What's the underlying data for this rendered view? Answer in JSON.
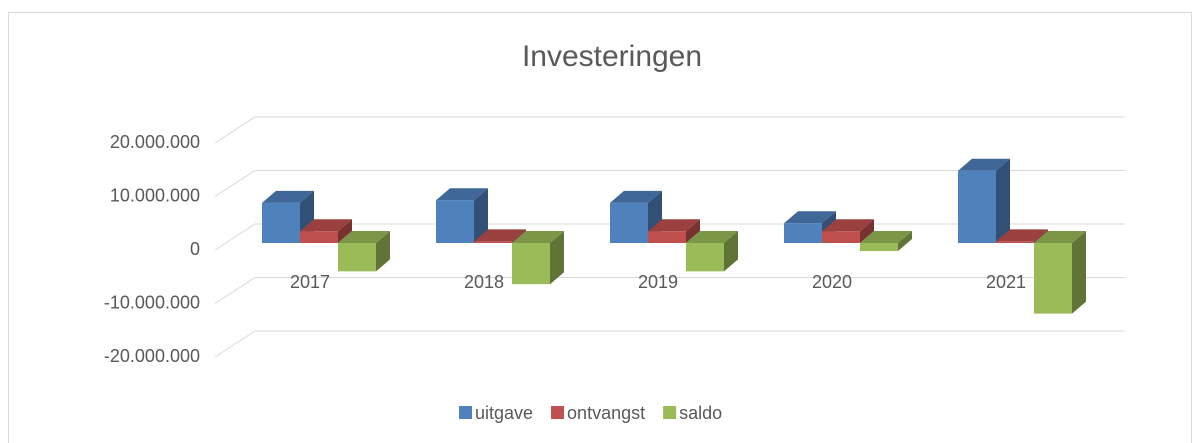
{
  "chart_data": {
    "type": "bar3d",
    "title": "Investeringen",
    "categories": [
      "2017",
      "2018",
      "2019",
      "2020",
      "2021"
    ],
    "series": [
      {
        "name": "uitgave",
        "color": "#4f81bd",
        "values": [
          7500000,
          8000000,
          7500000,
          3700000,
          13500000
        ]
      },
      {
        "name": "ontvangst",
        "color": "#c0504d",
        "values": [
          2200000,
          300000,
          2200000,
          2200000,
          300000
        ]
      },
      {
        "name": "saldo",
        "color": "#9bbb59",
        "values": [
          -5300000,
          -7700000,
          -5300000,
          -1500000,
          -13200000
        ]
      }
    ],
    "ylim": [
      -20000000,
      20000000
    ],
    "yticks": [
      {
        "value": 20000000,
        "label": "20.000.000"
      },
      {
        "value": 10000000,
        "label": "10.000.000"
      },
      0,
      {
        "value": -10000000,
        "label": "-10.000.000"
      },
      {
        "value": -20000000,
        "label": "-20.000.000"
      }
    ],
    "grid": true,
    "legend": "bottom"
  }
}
==
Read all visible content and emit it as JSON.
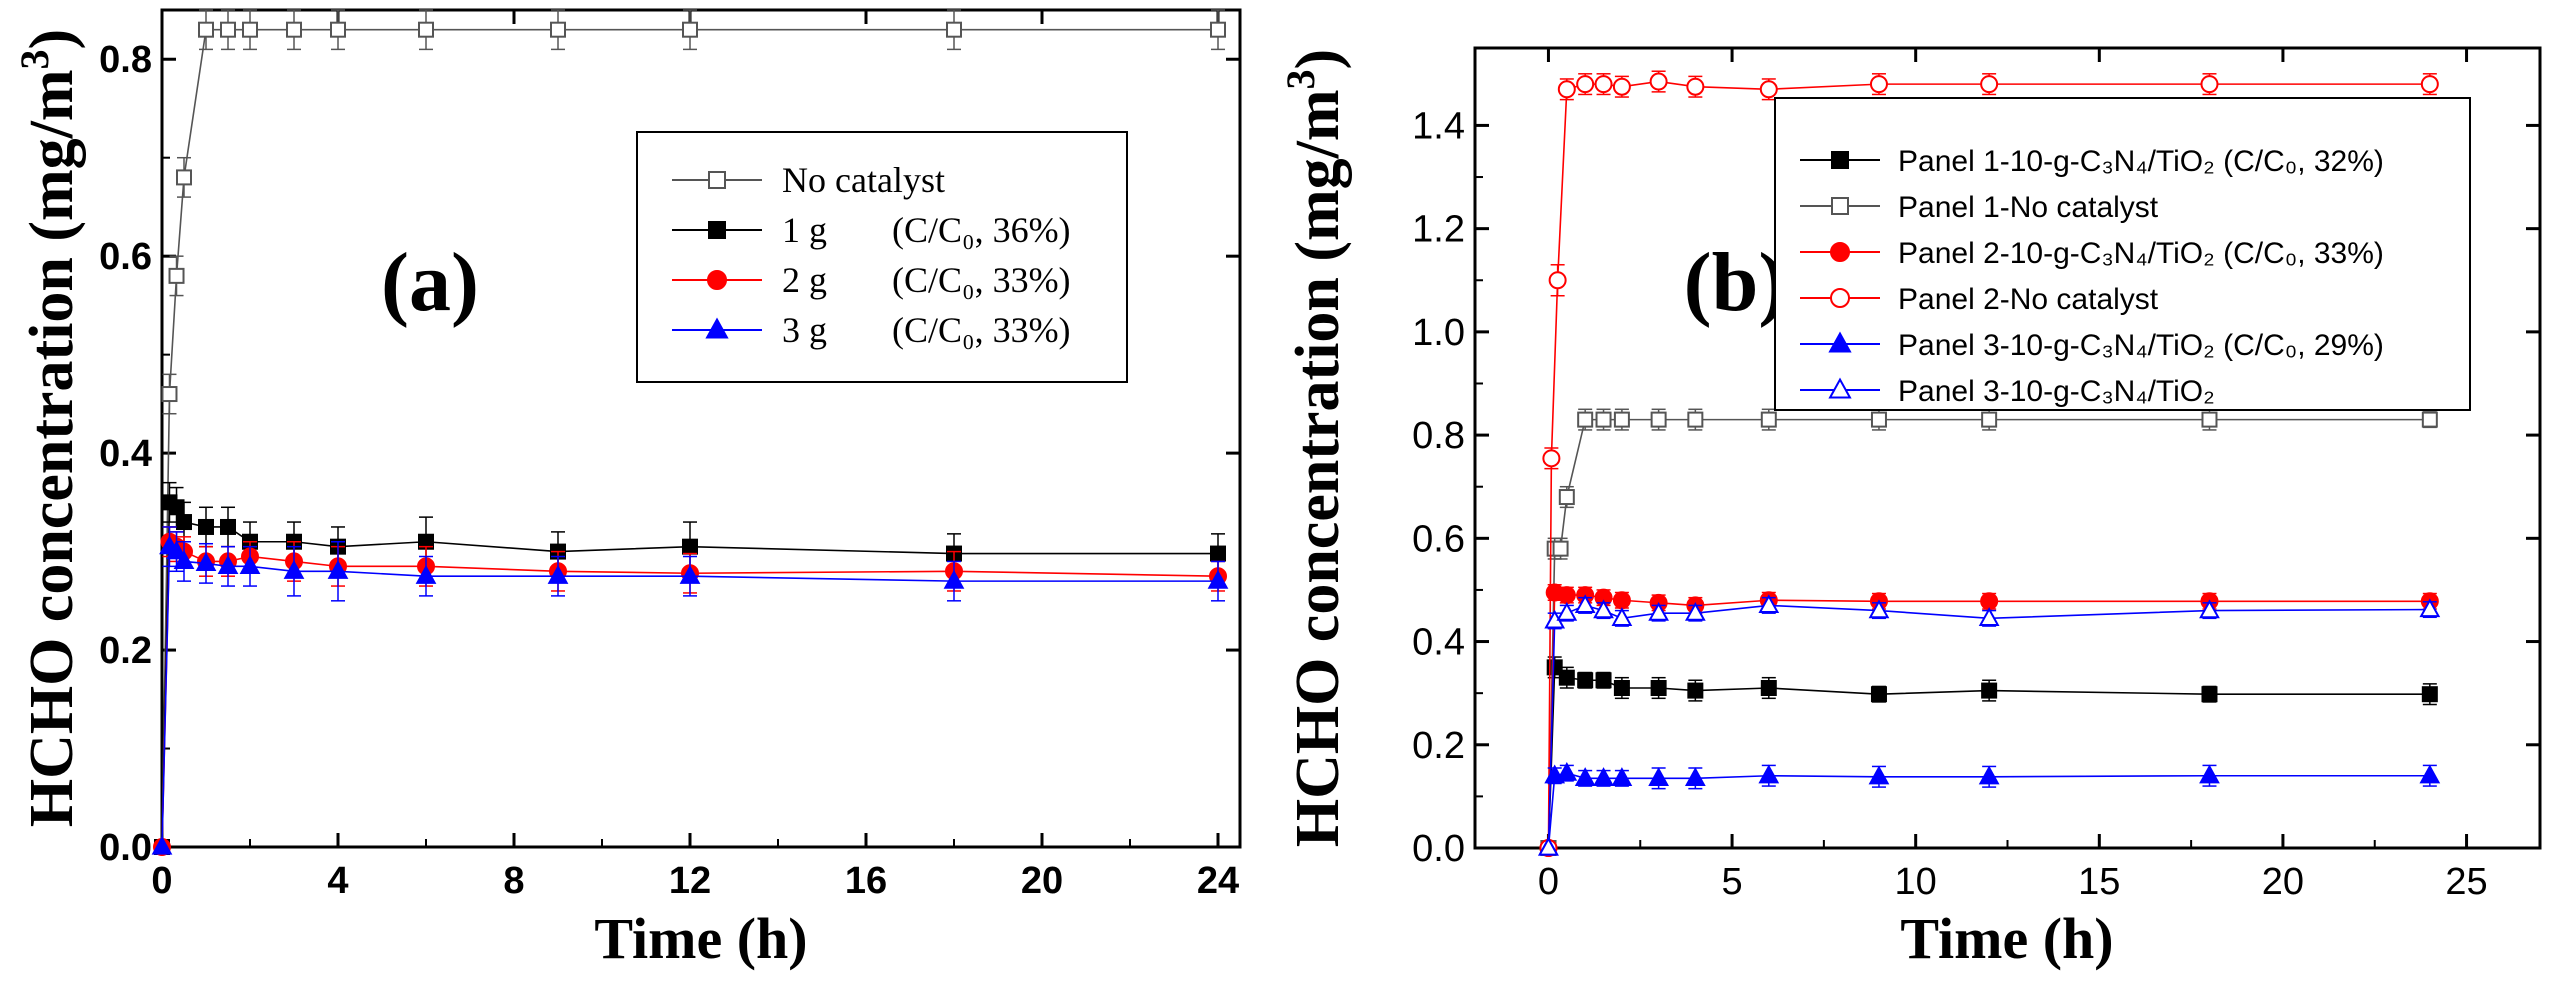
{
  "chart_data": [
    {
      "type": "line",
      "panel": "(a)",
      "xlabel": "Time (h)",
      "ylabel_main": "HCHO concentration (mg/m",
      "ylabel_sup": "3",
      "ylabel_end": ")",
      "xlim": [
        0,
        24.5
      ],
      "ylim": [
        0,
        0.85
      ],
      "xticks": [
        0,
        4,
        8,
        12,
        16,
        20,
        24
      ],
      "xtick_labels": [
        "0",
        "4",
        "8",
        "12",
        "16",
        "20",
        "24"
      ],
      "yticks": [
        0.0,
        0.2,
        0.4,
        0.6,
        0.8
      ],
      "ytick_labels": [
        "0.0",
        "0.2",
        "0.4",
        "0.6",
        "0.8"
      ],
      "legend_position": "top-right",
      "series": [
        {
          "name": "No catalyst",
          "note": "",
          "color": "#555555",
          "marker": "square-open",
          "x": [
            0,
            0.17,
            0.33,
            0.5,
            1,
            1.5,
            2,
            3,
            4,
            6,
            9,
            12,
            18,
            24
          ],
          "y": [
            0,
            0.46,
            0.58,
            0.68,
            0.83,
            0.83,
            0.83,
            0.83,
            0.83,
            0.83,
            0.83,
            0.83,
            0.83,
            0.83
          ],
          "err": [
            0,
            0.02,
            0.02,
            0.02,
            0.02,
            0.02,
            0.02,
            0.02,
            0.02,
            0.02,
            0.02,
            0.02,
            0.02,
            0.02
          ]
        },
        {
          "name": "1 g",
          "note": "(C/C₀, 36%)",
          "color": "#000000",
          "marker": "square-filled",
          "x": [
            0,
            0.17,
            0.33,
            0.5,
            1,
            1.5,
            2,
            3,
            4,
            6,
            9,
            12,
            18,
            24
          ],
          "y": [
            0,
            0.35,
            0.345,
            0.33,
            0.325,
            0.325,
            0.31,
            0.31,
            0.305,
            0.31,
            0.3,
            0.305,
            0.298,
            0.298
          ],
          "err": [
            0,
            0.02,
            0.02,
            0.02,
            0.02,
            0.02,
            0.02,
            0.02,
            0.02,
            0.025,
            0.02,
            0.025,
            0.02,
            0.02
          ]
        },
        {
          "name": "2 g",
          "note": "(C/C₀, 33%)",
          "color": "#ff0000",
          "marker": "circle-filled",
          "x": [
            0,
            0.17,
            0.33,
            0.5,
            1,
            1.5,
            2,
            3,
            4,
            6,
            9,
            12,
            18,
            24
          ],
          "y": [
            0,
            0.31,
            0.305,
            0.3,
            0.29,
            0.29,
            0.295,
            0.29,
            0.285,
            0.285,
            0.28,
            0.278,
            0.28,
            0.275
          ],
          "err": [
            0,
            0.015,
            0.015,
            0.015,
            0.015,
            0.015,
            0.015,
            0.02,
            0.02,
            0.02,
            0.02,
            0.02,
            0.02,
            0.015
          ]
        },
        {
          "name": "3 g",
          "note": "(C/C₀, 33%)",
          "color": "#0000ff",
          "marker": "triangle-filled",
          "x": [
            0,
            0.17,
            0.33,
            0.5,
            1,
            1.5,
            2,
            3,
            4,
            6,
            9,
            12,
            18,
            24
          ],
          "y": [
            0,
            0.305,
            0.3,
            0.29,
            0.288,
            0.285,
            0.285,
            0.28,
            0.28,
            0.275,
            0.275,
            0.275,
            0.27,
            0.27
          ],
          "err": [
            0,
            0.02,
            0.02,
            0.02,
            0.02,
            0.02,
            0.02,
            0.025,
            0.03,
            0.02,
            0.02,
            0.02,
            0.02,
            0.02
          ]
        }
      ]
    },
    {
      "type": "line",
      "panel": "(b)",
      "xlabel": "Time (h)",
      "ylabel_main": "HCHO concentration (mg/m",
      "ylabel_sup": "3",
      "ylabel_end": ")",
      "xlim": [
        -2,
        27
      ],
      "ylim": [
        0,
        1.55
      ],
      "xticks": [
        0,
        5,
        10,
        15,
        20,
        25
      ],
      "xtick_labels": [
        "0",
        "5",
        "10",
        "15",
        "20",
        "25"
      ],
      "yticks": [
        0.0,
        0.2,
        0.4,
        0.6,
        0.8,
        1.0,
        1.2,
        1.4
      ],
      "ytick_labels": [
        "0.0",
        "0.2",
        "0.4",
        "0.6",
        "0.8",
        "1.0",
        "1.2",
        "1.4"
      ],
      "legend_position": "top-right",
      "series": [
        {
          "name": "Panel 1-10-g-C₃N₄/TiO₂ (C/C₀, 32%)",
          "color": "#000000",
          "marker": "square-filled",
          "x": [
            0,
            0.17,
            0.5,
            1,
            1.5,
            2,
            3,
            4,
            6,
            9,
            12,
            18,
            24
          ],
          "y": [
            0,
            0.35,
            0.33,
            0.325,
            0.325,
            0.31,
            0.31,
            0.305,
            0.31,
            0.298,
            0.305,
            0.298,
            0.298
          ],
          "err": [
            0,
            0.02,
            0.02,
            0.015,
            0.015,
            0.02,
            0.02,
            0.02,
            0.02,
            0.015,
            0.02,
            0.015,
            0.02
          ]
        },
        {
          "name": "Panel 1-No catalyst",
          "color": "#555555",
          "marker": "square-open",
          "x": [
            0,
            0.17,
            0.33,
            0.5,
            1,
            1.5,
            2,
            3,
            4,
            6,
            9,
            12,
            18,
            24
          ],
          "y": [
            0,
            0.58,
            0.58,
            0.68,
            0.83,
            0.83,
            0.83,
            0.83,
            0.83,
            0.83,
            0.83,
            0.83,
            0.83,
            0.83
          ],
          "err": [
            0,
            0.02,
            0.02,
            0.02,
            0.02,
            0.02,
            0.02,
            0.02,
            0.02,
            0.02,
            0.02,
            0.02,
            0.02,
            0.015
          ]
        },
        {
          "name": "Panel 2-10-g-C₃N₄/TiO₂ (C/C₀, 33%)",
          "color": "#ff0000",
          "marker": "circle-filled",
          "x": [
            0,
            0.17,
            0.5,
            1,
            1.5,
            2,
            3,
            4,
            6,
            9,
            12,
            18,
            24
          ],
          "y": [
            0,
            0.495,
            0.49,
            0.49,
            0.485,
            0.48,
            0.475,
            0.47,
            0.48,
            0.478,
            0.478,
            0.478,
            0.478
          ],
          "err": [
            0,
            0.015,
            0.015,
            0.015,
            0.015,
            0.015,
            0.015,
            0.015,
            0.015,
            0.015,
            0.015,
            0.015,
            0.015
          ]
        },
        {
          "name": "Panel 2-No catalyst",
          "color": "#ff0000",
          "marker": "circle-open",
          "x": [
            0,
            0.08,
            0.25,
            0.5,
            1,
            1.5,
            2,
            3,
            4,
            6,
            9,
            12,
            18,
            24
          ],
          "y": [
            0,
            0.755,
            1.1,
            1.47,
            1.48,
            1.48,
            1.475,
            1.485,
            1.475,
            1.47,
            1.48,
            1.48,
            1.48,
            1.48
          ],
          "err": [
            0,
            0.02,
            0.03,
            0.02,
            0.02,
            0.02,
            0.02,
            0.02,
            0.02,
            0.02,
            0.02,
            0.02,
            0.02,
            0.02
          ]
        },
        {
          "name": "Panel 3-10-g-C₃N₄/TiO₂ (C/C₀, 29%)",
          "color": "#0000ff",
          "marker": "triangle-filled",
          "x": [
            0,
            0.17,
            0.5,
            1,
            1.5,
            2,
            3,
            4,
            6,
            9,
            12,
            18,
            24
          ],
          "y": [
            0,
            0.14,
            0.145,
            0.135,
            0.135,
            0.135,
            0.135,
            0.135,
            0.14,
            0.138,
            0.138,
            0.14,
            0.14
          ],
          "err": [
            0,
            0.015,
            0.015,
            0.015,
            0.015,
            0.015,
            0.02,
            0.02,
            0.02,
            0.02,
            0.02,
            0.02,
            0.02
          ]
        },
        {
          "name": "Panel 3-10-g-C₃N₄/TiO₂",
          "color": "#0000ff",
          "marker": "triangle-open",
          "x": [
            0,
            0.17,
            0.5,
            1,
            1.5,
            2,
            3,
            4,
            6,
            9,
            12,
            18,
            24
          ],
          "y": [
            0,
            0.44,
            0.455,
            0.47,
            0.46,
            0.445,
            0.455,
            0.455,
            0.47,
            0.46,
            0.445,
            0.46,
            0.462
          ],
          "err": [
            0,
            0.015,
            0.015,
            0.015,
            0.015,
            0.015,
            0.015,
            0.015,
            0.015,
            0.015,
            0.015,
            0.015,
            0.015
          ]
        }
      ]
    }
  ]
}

Exercise requirements
Filter the data, keeping only the lines that contain "note".

Response to the task
          "note": "",
          "note": "(C/C₀, 36%)",
          "note": "(C/C₀, 33%)",
          "note": "(C/C₀, 33%)",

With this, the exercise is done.